==== Excerpted data ====

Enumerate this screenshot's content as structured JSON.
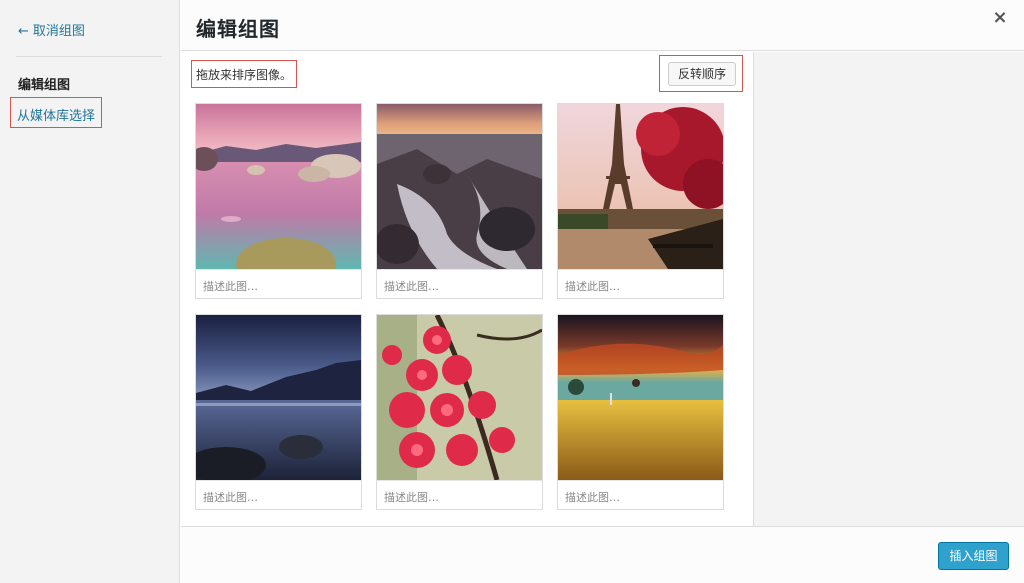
{
  "menu": {
    "cancel_arrow": "←",
    "cancel_label": "取消组图",
    "current_label": "编辑组图",
    "library_label": "从媒体库选择"
  },
  "header": {
    "title": "编辑组图",
    "close_glyph": "×"
  },
  "toolbar": {
    "hint": "拖放来排序图像。",
    "reverse_label": "反转顺序"
  },
  "gallery": {
    "items": [
      {
        "caption": "描述此图…",
        "image": "lake-sunset"
      },
      {
        "caption": "描述此图…",
        "image": "waterfall-rocks"
      },
      {
        "caption": "描述此图…",
        "image": "eiffel-tower-autumn"
      },
      {
        "caption": "描述此图…",
        "image": "mountain-lake-night"
      },
      {
        "caption": "描述此图…",
        "image": "pink-blossoms"
      },
      {
        "caption": "描述此图…",
        "image": "golden-field-sunset"
      }
    ]
  },
  "footer": {
    "insert_label": "插入组图"
  },
  "colors": {
    "link": "#21759b",
    "primary_button": "#2ea2cc",
    "highlight_border": "#d9534f"
  }
}
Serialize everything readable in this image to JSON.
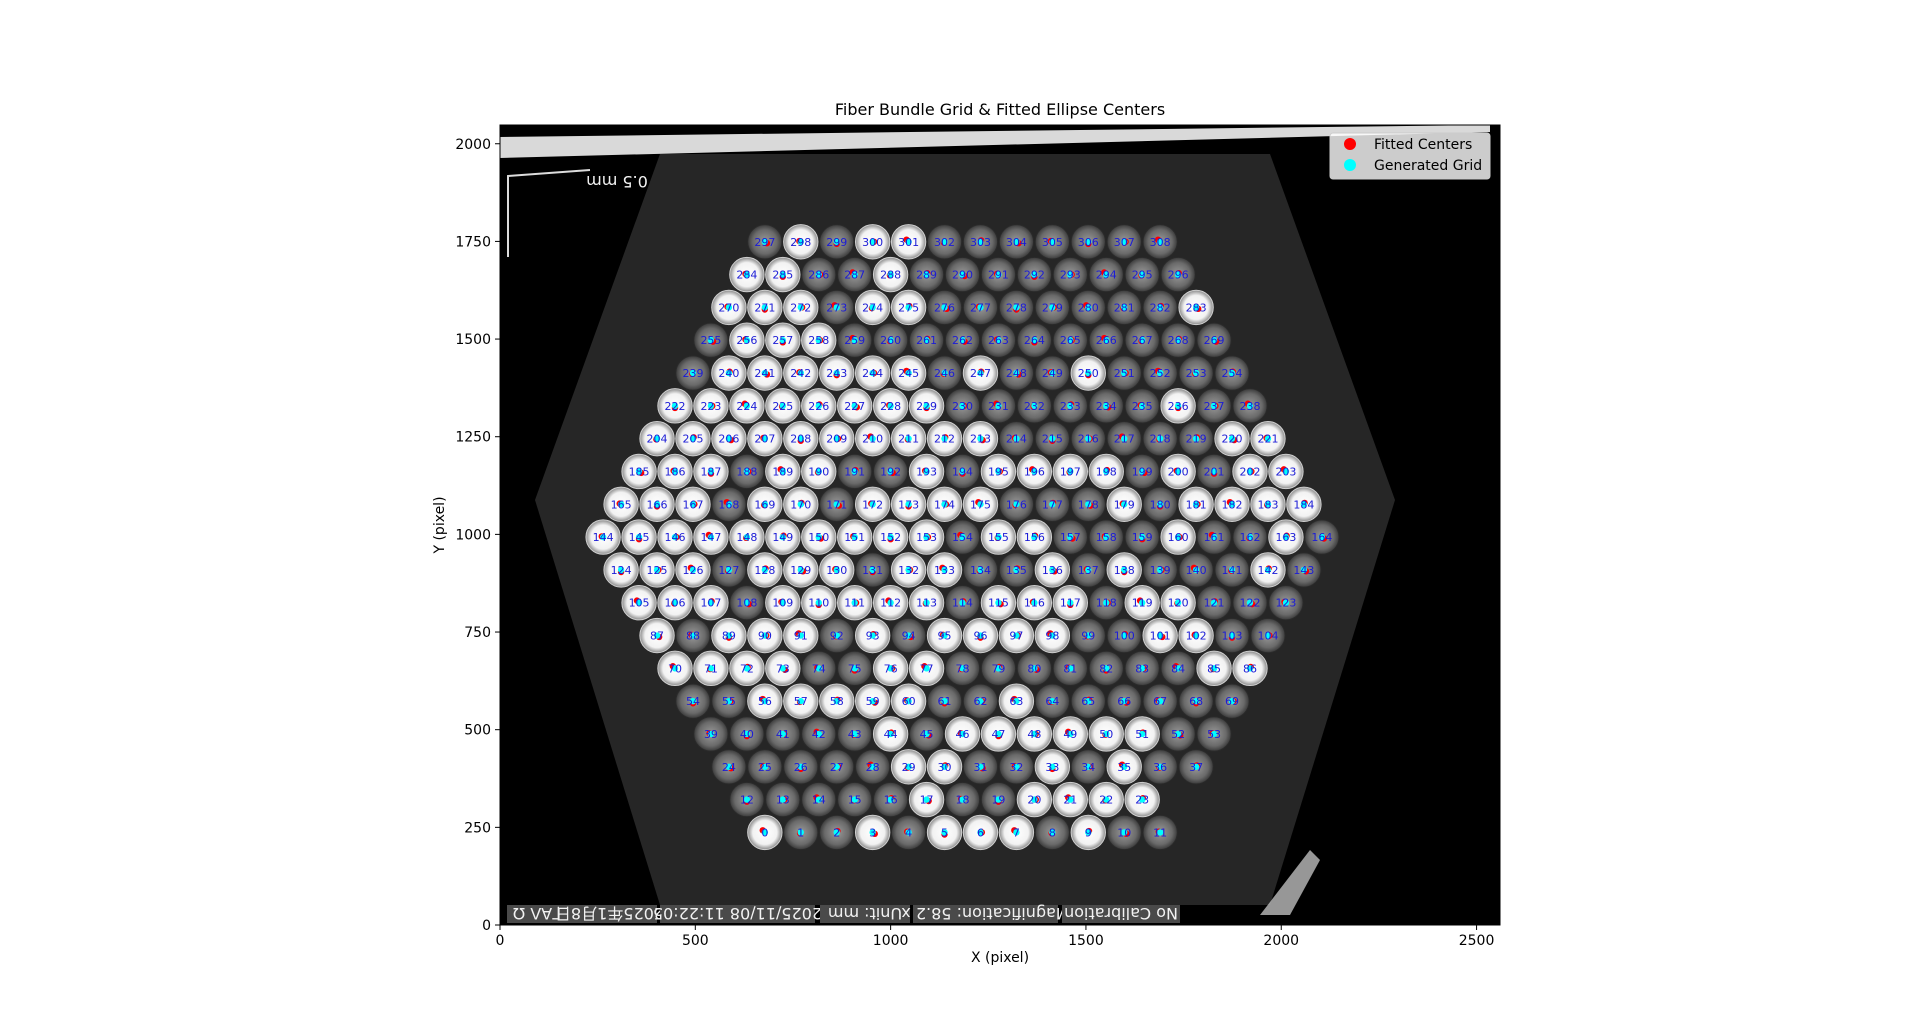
{
  "chart_data": {
    "type": "scatter",
    "title": "Fiber Bundle Grid & Fitted Ellipse Centers",
    "xlabel": "X (pixel)",
    "ylabel": "Y (pixel)",
    "xlim": [
      0,
      2560
    ],
    "ylim": [
      0,
      2048
    ],
    "xticks": [
      0,
      500,
      1000,
      1500,
      2000,
      2500
    ],
    "yticks": [
      0,
      250,
      500,
      750,
      1000,
      1250,
      1500,
      1750,
      2000
    ],
    "legend_position": "top-right",
    "series": [
      {
        "name": "Fitted Centers",
        "color": "#ff0000",
        "marker": "circle"
      },
      {
        "name": "Generated Grid",
        "color": "#00ffff",
        "marker": "circle"
      }
    ],
    "grid": {
      "rows": [
        {
          "y": 237,
          "x_start": 678,
          "count": 12,
          "first_index": 0
        },
        {
          "y": 321,
          "x_start": 632,
          "count": 12,
          "first_index": 12
        },
        {
          "y": 405,
          "x_start": 586,
          "count": 14,
          "first_index": 24
        },
        {
          "y": 489,
          "x_start": 540,
          "count": 15,
          "first_index": 39
        },
        {
          "y": 573,
          "x_start": 494,
          "count": 16,
          "first_index": 54
        },
        {
          "y": 657,
          "x_start": 448,
          "count": 17,
          "first_index": 70
        },
        {
          "y": 741,
          "x_start": 402,
          "count": 18,
          "first_index": 87
        },
        {
          "y": 825,
          "x_start": 356,
          "count": 19,
          "first_index": 105
        },
        {
          "y": 909,
          "x_start": 310,
          "count": 20,
          "first_index": 124
        },
        {
          "y": 993,
          "x_start": 264,
          "count": 21,
          "first_index": 144
        },
        {
          "y": 1077,
          "x_start": 310,
          "count": 20,
          "first_index": 165
        },
        {
          "y": 1161,
          "x_start": 356,
          "count": 19,
          "first_index": 185
        },
        {
          "y": 1245,
          "x_start": 402,
          "count": 18,
          "first_index": 204
        },
        {
          "y": 1329,
          "x_start": 448,
          "count": 17,
          "first_index": 222
        },
        {
          "y": 1413,
          "x_start": 494,
          "count": 16,
          "first_index": 239
        },
        {
          "y": 1497,
          "x_start": 540,
          "count": 15,
          "first_index": 255
        },
        {
          "y": 1581,
          "x_start": 586,
          "count": 14,
          "first_index": 270
        },
        {
          "y": 1665,
          "x_start": 632,
          "count": 13,
          "first_index": 284
        },
        {
          "y": 1749,
          "x_start": 678,
          "count": 12,
          "first_index": 297
        }
      ],
      "spacing_x": 92
    },
    "bright_fibers": [
      0,
      3,
      5,
      6,
      7,
      9,
      17,
      20,
      21,
      22,
      23,
      29,
      30,
      33,
      35,
      38,
      44,
      46,
      47,
      48,
      49,
      50,
      51,
      56,
      57,
      58,
      59,
      60,
      63,
      70,
      71,
      72,
      73,
      76,
      77,
      85,
      86,
      87,
      89,
      90,
      91,
      93,
      95,
      96,
      97,
      98,
      101,
      102,
      105,
      106,
      107,
      109,
      110,
      111,
      112,
      113,
      115,
      116,
      117,
      119,
      120,
      124,
      125,
      126,
      128,
      129,
      130,
      132,
      133,
      136,
      138,
      142,
      144,
      145,
      146,
      147,
      148,
      149,
      150,
      151,
      152,
      153,
      155,
      156,
      160,
      163,
      165,
      166,
      167,
      169,
      170,
      172,
      173,
      174,
      175,
      179,
      181,
      182,
      183,
      184,
      185,
      186,
      187,
      189,
      190,
      193,
      195,
      196,
      197,
      198,
      200,
      202,
      203,
      204,
      205,
      206,
      207,
      208,
      209,
      210,
      211,
      212,
      213,
      220,
      221,
      222,
      223,
      224,
      225,
      226,
      227,
      228,
      229,
      236,
      240,
      241,
      242,
      243,
      244,
      245,
      247,
      250,
      256,
      257,
      258,
      270,
      271,
      272,
      274,
      275,
      283,
      284,
      285,
      288,
      298,
      300,
      301
    ]
  },
  "overlay": {
    "scale_bar_label": "0.5 mm",
    "status_bar": [
      "ΓΑΛ Ω",
      "2025年1月8日",
      "2025/11/08 11:22:05",
      "Unit: mm",
      "Magnification: 58.2 x",
      "No Calibration"
    ]
  }
}
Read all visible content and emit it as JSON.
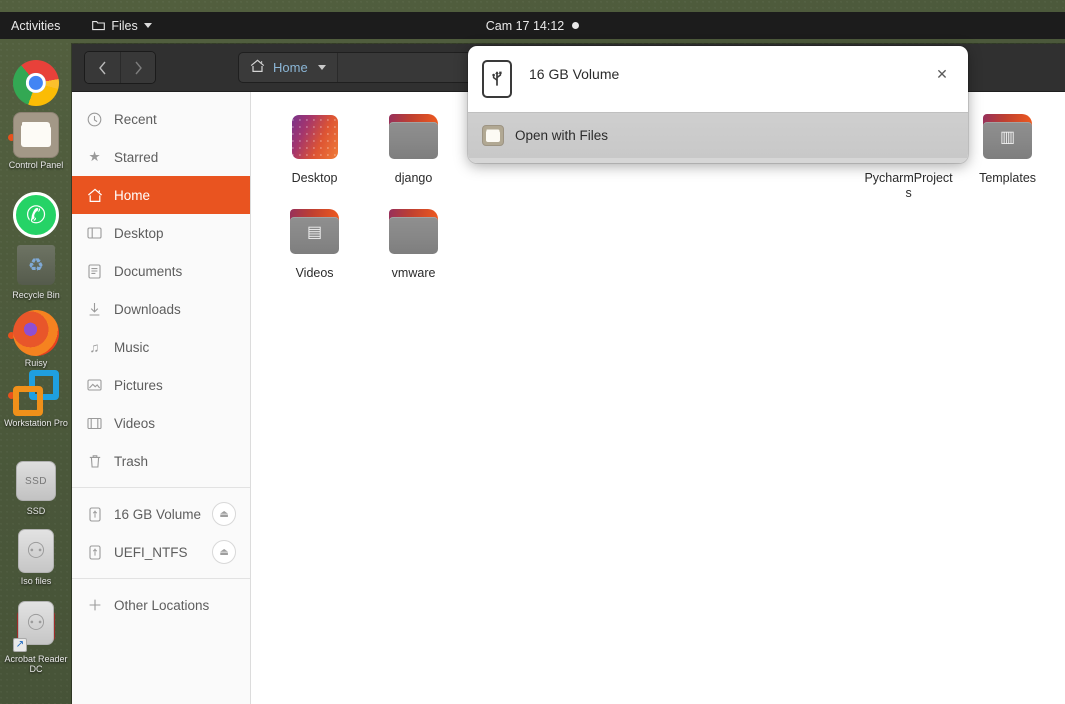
{
  "topbar": {
    "activities": "Activities",
    "app_name": "Files",
    "app_icon": "folder-icon",
    "caret_icon": "chevron-down-icon",
    "clock": "Cam 17  14:12",
    "notification_dot": "notification-dot"
  },
  "desktop_icons": [
    {
      "label": "",
      "icon": "google-chrome-icon",
      "selected": false
    },
    {
      "label": "Control Panel",
      "icon": "folder-icon",
      "selected": true
    },
    {
      "label": "",
      "icon": "whatsapp-icon",
      "selected": false
    },
    {
      "label": "Recycle Bin",
      "icon": "recycle-bin-icon",
      "selected": false
    },
    {
      "label": "Ruisy",
      "icon": "firefox-icon",
      "selected": true
    },
    {
      "label": "Workstation Pro",
      "icon": "vmware-icon",
      "selected": true
    },
    {
      "label": "SSD",
      "icon": "hard-drive-icon",
      "selected": false
    },
    {
      "label": "Iso files",
      "icon": "usb-drive-icon",
      "selected": false
    },
    {
      "label": "Acrobat Reader DC",
      "icon": "usb-drive-icon",
      "selected": false
    }
  ],
  "window": {
    "headerbar": {
      "back_icon": "chevron-left-icon",
      "forward_icon": "chevron-right-icon",
      "path_label": "Home",
      "path_home_icon": "home-icon",
      "path_caret_icon": "chevron-down-icon"
    },
    "sidebar": {
      "items": [
        {
          "label": "Recent",
          "icon": "clock-icon",
          "active": false,
          "eject": false
        },
        {
          "label": "Starred",
          "icon": "star-icon",
          "active": false,
          "eject": false
        },
        {
          "label": "Home",
          "icon": "home-icon",
          "active": true,
          "eject": false
        },
        {
          "label": "Desktop",
          "icon": "desktop-icon",
          "active": false,
          "eject": false
        },
        {
          "label": "Documents",
          "icon": "document-icon",
          "active": false,
          "eject": false
        },
        {
          "label": "Downloads",
          "icon": "download-icon",
          "active": false,
          "eject": false
        },
        {
          "label": "Music",
          "icon": "music-icon",
          "active": false,
          "eject": false
        },
        {
          "label": "Pictures",
          "icon": "image-icon",
          "active": false,
          "eject": false
        },
        {
          "label": "Videos",
          "icon": "video-icon",
          "active": false,
          "eject": false
        },
        {
          "label": "Trash",
          "icon": "trash-icon",
          "active": false,
          "eject": false
        },
        {
          "separator": true
        },
        {
          "label": "16 GB Volume",
          "icon": "usb-drive-icon",
          "active": false,
          "eject": true
        },
        {
          "label": "UEFI_NTFS",
          "icon": "usb-drive-icon",
          "active": false,
          "eject": true
        },
        {
          "separator": true
        },
        {
          "label": "Other Locations",
          "icon": "plus-icon",
          "active": false,
          "eject": false
        }
      ],
      "eject_icon": "eject-icon"
    },
    "files": [
      {
        "name": "Desktop",
        "icon": "desktop-wallpaper-thumbnail",
        "emblem": ""
      },
      {
        "name": "django",
        "icon": "folder-icon",
        "emblem": ""
      },
      {
        "name": "",
        "icon": "hidden-placeholder",
        "emblem": ""
      },
      {
        "name": "",
        "icon": "hidden-placeholder",
        "emblem": ""
      },
      {
        "name": "",
        "icon": "hidden-placeholder",
        "emblem": ""
      },
      {
        "name": "",
        "icon": "hidden-placeholder",
        "emblem": ""
      },
      {
        "name": "PycharmProjects",
        "icon": "folder-icon",
        "emblem": ""
      },
      {
        "name": "Templates",
        "icon": "folder-icon",
        "emblem": "▥"
      },
      {
        "name": "Videos",
        "icon": "folder-icon",
        "emblem": "▤"
      },
      {
        "name": "vmware",
        "icon": "folder-icon",
        "emblem": ""
      }
    ]
  },
  "notification": {
    "device_icon": "usb-drive-icon",
    "title": "16 GB Volume",
    "close_icon": "close-icon",
    "action_label": "Open with Files",
    "action_icon": "folder-icon"
  },
  "colors": {
    "accent": "#e95420",
    "topbar_bg": "#1c1c1c",
    "headerbar_bg": "#303030",
    "sidebar_bg": "#fafafa",
    "folder_tab_start": "#96305c",
    "folder_tab_end": "#ef5a1e"
  }
}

====

• **Task goal**:
Go through the preceding material and copy each line that has the word "Centers".

• **Problem solution**:
    "title": "Fiber Bundle Grid & Fitted Ellipse Centers",
        "name": "Fitted Centers",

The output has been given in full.